Data listing
------------------------------------

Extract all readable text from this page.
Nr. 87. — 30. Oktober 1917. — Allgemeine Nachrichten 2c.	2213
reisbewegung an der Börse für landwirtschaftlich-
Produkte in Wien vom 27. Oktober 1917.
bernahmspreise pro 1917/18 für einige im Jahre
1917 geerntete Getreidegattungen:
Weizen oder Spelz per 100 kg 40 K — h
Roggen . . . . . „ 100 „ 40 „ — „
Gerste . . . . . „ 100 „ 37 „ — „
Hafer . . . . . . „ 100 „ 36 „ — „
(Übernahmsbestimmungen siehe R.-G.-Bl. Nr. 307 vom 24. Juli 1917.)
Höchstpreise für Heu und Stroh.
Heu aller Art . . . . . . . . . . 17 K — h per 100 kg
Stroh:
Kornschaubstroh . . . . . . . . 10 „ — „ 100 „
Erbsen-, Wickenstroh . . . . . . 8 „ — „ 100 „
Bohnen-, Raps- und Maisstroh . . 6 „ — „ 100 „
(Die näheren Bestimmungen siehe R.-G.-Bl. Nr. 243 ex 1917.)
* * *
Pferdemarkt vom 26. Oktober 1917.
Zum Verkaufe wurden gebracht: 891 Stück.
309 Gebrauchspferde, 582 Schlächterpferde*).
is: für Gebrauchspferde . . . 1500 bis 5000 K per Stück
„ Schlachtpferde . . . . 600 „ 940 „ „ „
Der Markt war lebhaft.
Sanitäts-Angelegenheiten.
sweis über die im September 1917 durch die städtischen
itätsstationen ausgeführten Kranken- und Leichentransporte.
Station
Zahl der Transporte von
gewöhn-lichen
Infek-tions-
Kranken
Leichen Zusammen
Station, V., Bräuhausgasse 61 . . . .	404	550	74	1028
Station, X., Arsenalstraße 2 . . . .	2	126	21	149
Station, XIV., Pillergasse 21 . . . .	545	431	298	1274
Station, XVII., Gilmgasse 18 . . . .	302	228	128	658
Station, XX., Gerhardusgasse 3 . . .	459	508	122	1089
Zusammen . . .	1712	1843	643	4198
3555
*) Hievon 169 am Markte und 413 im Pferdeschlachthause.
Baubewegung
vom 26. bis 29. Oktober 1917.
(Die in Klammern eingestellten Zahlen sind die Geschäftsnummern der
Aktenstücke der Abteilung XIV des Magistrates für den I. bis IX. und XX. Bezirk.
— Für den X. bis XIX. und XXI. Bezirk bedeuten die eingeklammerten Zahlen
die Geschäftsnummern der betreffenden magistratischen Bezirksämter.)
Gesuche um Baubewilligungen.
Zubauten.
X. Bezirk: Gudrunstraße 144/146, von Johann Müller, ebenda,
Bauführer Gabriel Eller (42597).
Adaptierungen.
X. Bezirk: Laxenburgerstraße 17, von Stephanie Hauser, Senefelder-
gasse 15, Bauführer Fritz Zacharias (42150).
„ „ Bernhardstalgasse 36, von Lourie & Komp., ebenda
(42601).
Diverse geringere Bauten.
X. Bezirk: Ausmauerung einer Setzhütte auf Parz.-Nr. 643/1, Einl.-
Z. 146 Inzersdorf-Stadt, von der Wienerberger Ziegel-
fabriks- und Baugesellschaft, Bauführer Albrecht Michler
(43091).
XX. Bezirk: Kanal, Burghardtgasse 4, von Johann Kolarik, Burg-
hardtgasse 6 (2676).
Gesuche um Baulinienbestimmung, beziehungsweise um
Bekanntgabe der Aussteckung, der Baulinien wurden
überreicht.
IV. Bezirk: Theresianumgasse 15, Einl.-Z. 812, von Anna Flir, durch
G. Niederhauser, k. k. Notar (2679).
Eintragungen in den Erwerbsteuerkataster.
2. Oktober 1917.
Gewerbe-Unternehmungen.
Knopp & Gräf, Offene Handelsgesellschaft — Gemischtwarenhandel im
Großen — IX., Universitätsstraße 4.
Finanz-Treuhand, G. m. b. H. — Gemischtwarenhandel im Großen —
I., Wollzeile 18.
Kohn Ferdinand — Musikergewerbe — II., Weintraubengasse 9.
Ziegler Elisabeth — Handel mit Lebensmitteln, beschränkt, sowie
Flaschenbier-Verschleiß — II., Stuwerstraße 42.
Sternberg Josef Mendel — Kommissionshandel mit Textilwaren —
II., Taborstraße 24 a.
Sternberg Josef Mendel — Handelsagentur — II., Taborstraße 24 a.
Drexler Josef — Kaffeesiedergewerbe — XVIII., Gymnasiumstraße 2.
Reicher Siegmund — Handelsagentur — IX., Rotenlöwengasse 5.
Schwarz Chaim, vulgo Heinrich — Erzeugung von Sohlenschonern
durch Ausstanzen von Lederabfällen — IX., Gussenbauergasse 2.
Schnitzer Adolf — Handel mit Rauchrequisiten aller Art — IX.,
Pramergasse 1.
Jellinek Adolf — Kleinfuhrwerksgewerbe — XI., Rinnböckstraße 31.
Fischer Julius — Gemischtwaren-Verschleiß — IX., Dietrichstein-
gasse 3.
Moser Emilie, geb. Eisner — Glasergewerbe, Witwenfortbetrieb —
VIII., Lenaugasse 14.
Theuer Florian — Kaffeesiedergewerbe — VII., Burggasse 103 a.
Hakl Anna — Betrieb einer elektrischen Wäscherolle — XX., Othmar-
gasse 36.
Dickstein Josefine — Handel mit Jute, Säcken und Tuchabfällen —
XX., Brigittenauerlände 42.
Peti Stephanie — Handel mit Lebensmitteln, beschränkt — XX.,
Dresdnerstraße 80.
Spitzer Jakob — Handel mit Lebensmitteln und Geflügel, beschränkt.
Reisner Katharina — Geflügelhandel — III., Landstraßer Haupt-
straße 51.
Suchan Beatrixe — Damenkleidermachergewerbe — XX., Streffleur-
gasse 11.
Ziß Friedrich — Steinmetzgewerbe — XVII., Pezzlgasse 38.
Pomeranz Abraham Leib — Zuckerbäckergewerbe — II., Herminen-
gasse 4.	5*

------------------------------------

**EXERCISE**
Look through the data above. Each line containing the word "Verschleiß" needs to be copied.

**RESULT FOR THIS TASK**
Flaschenbier-Verschleiß — II., Stuwerstraße 42.
Fischer Julius — Gemischtwaren-Verschleiß — IX., Dietrichstein-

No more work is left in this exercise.